§ **The request**: Transcribe each record below word for word.

§ **Data for the task**:
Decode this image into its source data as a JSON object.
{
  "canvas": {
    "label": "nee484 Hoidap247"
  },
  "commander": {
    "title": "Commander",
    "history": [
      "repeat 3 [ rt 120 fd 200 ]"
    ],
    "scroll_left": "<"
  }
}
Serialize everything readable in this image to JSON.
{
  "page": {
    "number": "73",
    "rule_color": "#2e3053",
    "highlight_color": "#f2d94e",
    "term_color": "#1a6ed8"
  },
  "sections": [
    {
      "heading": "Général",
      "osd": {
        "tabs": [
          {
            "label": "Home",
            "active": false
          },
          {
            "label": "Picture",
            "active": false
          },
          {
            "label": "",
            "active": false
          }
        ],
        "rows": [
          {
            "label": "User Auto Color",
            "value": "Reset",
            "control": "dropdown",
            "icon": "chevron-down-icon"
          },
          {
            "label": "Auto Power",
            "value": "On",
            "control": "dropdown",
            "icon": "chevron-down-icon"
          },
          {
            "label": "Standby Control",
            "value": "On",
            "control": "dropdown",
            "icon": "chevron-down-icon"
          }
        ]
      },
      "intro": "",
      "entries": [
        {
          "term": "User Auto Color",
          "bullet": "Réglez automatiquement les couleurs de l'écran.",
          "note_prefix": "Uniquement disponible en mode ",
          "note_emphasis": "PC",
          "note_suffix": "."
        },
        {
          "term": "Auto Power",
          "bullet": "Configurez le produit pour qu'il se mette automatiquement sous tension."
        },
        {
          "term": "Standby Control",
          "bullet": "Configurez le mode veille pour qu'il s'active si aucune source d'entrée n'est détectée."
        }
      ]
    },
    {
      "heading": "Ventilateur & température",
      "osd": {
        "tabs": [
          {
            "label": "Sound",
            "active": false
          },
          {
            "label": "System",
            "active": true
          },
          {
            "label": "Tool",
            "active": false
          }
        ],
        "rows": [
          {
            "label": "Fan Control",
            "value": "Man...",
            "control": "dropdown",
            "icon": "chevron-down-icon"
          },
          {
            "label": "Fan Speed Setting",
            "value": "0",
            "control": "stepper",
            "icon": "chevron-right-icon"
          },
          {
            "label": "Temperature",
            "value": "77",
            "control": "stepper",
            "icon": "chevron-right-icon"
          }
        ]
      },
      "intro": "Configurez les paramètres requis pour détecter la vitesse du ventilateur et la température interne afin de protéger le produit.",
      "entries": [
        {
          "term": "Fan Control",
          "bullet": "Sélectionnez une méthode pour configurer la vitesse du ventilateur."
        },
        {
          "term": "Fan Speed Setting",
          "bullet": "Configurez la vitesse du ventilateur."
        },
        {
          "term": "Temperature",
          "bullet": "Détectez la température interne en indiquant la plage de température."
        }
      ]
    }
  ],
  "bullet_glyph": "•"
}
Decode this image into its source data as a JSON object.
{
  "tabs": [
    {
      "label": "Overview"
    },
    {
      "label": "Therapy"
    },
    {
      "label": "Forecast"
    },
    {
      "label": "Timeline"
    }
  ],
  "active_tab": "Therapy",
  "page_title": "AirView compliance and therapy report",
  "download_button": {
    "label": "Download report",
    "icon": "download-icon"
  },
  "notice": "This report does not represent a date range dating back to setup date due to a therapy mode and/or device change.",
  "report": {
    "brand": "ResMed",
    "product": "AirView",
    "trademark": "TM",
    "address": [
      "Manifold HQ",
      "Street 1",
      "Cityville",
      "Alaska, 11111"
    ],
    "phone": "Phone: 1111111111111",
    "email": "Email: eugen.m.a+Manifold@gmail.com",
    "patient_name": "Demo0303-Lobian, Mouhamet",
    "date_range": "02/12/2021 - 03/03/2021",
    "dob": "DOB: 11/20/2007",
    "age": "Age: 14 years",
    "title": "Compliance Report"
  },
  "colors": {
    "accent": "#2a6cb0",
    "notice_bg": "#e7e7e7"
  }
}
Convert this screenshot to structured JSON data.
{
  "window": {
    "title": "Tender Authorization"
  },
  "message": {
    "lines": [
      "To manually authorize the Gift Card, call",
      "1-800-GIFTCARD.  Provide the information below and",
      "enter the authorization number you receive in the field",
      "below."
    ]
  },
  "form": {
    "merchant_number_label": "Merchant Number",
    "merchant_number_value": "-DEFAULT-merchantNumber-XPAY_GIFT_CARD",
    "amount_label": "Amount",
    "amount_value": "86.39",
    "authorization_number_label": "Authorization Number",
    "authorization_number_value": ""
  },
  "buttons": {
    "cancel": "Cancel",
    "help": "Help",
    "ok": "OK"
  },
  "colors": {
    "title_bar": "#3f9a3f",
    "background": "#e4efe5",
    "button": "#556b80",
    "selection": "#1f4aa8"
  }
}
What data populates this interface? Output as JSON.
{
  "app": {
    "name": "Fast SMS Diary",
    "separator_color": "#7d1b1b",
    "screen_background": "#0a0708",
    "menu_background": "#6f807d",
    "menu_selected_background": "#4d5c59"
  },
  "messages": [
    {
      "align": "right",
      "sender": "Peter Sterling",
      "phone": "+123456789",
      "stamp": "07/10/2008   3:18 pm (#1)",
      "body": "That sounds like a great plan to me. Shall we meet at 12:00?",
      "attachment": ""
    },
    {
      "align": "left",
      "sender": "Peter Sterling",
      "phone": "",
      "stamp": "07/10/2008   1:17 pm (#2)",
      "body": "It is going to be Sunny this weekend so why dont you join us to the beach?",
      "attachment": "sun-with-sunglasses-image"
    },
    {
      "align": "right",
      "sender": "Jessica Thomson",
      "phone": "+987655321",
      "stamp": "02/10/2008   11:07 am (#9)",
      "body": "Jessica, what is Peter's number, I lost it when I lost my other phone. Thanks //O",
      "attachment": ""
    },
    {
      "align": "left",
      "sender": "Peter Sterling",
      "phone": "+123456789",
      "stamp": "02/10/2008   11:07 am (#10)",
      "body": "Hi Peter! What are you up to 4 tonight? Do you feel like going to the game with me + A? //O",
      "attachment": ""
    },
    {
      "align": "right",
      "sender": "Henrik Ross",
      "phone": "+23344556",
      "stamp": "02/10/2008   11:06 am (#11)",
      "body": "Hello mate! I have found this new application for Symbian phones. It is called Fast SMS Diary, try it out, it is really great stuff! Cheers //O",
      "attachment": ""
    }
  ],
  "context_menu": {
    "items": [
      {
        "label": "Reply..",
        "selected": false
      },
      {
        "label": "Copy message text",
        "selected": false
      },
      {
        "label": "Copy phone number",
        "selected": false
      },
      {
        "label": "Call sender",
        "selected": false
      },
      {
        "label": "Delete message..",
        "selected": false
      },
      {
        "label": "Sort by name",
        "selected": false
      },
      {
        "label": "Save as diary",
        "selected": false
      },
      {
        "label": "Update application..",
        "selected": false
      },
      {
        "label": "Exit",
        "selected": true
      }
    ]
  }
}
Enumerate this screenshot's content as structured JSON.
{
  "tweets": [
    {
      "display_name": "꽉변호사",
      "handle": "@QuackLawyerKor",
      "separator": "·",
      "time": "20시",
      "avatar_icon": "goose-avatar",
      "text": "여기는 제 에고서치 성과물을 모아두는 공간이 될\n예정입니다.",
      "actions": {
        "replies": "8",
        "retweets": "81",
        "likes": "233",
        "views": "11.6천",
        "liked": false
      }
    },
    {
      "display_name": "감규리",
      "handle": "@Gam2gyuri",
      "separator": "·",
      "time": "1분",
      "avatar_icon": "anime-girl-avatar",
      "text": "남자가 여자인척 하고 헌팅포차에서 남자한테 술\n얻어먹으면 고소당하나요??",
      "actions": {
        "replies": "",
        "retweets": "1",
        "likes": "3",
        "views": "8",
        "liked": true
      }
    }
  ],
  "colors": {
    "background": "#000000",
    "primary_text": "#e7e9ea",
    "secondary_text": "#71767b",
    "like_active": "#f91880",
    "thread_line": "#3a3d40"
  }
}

§ **Task response**:
Decode this image into its source data as a JSON object.
{
  "canvas": {
    "label": "nee484 Hoidap247"
  },
  "commander": {
    "title": "Commander",
    "history": [
      "repeat 3 [ rt 120 fd 200 ]"
    ],
    "scroll_left": "<"
  }
}
Serialize everything readable in this image to JSON.
{
  "page": {
    "number": "73",
    "rule_color": "#2e3053",
    "highlight_color": "#f2d94e",
    "term_color": "#1a6ed8"
  },
  "sections": [
    {
      "heading": "Général",
      "osd": {
        "tabs": [
          {
            "label": "Home",
            "active": false
          },
          {
            "label": "Picture",
            "active": false
          },
          {
            "label": "",
            "active": false
          }
        ],
        "rows": [
          {
            "label": "User Auto Color",
            "value": "Reset",
            "control": "dropdown",
            "icon": "chevron-down-icon"
          },
          {
            "label": "Auto Power",
            "value": "On",
            "control": "dropdown",
            "icon": "chevron-down-icon"
          },
          {
            "label": "Standby Control",
            "value": "On",
            "control": "dropdown",
            "icon": "chevron-down-icon"
          }
        ]
      },
      "intro": "",
      "entries": [
        {
          "term": "User Auto Color",
          "bullet": "Réglez automatiquement les couleurs de l'écran.",
          "note_prefix": "Uniquement disponible en mode ",
          "note_emphasis": "PC",
          "note_suffix": "."
        },
        {
          "term": "Auto Power",
          "bullet": "Configurez le produit pour qu'il se mette automatiquement sous tension."
        },
        {
          "term": "Standby Control",
          "bullet": "Configurez le mode veille pour qu'il s'active si aucune source d'entrée n'est détectée."
        }
      ]
    },
    {
      "heading": "Ventilateur & température",
      "osd": {
        "tabs": [
          {
            "label": "Sound",
            "active": false
          },
          {
            "label": "System",
            "active": true
          },
          {
            "label": "Tool",
            "active": false
          }
        ],
        "rows": [
          {
            "label": "Fan Control",
            "value": "Man...",
            "control": "dropdown",
            "icon": "chevron-down-icon"
          },
          {
            "label": "Fan Speed Setting",
            "value": "0",
            "control": "stepper",
            "icon": "chevron-right-icon"
          },
          {
            "label": "Temperature",
            "value": "77",
            "control": "stepper",
            "icon": "chevron-right-icon"
          }
        ]
      },
      "intro": "Configurez les paramètres requis pour détecter la vitesse du ventilateur et la température interne afin de protéger le produit.",
      "entries": [
        {
          "term": "Fan Control",
          "bullet": "Sélectionnez une méthode pour configurer la vitesse du ventilateur."
        },
        {
          "term": "Fan Speed Setting",
          "bullet": "Configurez la vitesse du ventilateur."
        },
        {
          "term": "Temperature",
          "bullet": "Détectez la température interne en indiquant la plage de température."
        }
      ]
    }
  ],
  "bullet_glyph": "•"
}
Decode this image into its source data as a JSON object.
{
  "tabs": [
    {
      "label": "Overview"
    },
    {
      "label": "Therapy"
    },
    {
      "label": "Forecast"
    },
    {
      "label": "Timeline"
    }
  ],
  "active_tab": "Therapy",
  "page_title": "AirView compliance and therapy report",
  "download_button": {
    "label": "Download report",
    "icon": "download-icon"
  },
  "notice": "This report does not represent a date range dating back to setup date due to a therapy mode and/or device change.",
  "report": {
    "brand": "ResMed",
    "product": "AirView",
    "trademark": "TM",
    "address": [
      "Manifold HQ",
      "Street 1",
      "Cityville",
      "Alaska, 11111"
    ],
    "phone": "Phone: 1111111111111",
    "email": "Email: eugen.m.a+Manifold@gmail.com",
    "patient_name": "Demo0303-Lobian, Mouhamet",
    "date_range": "02/12/2021 - 03/03/2021",
    "dob": "DOB: 11/20/2007",
    "age": "Age: 14 years",
    "title": "Compliance Report"
  },
  "colors": {
    "accent": "#2a6cb0",
    "notice_bg": "#e7e7e7"
  }
}
Convert this screenshot to structured JSON data.
{
  "window": {
    "title": "Tender Authorization"
  },
  "message": {
    "lines": [
      "To manually authorize the Gift Card, call",
      "1-800-GIFTCARD.  Provide the information below and",
      "enter the authorization number you receive in the field",
      "below."
    ]
  },
  "form": {
    "merchant_number_label": "Merchant Number",
    "merchant_number_value": "-DEFAULT-merchantNumber-XPAY_GIFT_CARD",
    "amount_label": "Amount",
    "amount_value": "86.39",
    "authorization_number_label": "Authorization Number",
    "authorization_number_value": ""
  },
  "buttons": {
    "cancel": "Cancel",
    "help": "Help",
    "ok": "OK"
  },
  "colors": {
    "title_bar": "#3f9a3f",
    "background": "#e4efe5",
    "button": "#556b80",
    "selection": "#1f4aa8"
  }
}
What data populates this interface? Output as JSON.
{
  "app": {
    "name": "Fast SMS Diary",
    "separator_color": "#7d1b1b",
    "screen_background": "#0a0708",
    "menu_background": "#6f807d",
    "menu_selected_background": "#4d5c59"
  },
  "messages": [
    {
      "align": "right",
      "sender": "Peter Sterling",
      "phone": "+123456789",
      "stamp": "07/10/2008   3:18 pm (#1)",
      "body": "That sounds like a great plan to me. Shall we meet at 12:00?",
      "attachment": ""
    },
    {
      "align": "left",
      "sender": "Peter Sterling",
      "phone": "",
      "stamp": "07/10/2008   1:17 pm (#2)",
      "body": "It is going to be Sunny this weekend so why dont you join us to the beach?",
      "attachment": "sun-with-sunglasses-image"
    },
    {
      "align": "right",
      "sender": "Jessica Thomson",
      "phone": "+987655321",
      "stamp": "02/10/2008   11:07 am (#9)",
      "body": "Jessica, what is Peter's number, I lost it when I lost my other phone. Thanks //O",
      "attachment": ""
    },
    {
      "align": "left",
      "sender": "Peter Sterling",
      "phone": "+123456789",
      "stamp": "02/10/2008   11:07 am (#10)",
      "body": "Hi Peter! What are you up to 4 tonight? Do you feel like going to the game with me + A? //O",
      "attachment": ""
    },
    {
      "align": "right",
      "sender": "Henrik Ross",
      "phone": "+23344556",
      "stamp": "02/10/2008   11:06 am (#11)",
      "body": "Hello mate! I have found this new application for Symbian phones. It is called Fast SMS Diary, try it out, it is really great stuff! Cheers //O",
      "attachment": ""
    }
  ],
  "context_menu": {
    "items": [
      {
        "label": "Reply..",
        "selected": false
      },
      {
        "label": "Copy message text",
        "selected": false
      },
      {
        "label": "Copy phone number",
        "selected": false
      },
      {
        "label": "Call sender",
        "selected": false
      },
      {
        "label": "Delete message..",
        "selected": false
      },
      {
        "label": "Sort by name",
        "selected": false
      },
      {
        "label": "Save as diary",
        "selected": false
      },
      {
        "label": "Update application..",
        "selected": false
      },
      {
        "label": "Exit",
        "selected": true
      }
    ]
  }
}
Enumerate this screenshot's content as structured JSON.
{
  "tweets": [
    {
      "display_name": "꽉변호사",
      "handle": "@QuackLawyerKor",
      "separator": "·",
      "time": "20시",
      "avatar_icon": "goose-avatar",
      "text": "여기는 제 에고서치 성과물을 모아두는 공간이 될\n예정입니다.",
      "actions": {
        "replies": "8",
        "retweets": "81",
        "likes": "233",
        "views": "11.6천",
        "liked": false
      }
    },
    {
      "display_name": "감규리",
      "handle": "@Gam2gyuri",
      "separator": "·",
      "time": "1분",
      "avatar_icon": "anime-girl-avatar",
      "text": "남자가 여자인척 하고 헌팅포차에서 남자한테 술\n얻어먹으면 고소당하나요??",
      "actions": {
        "replies": "",
        "retweets": "1",
        "likes": "3",
        "views": "8",
        "liked": true
      }
    }
  ],
  "colors": {
    "background": "#000000",
    "primary_text": "#e7e9ea",
    "secondary_text": "#71767b",
    "like_active": "#f91880",
    "thread_line": "#3a3d40"
  }
}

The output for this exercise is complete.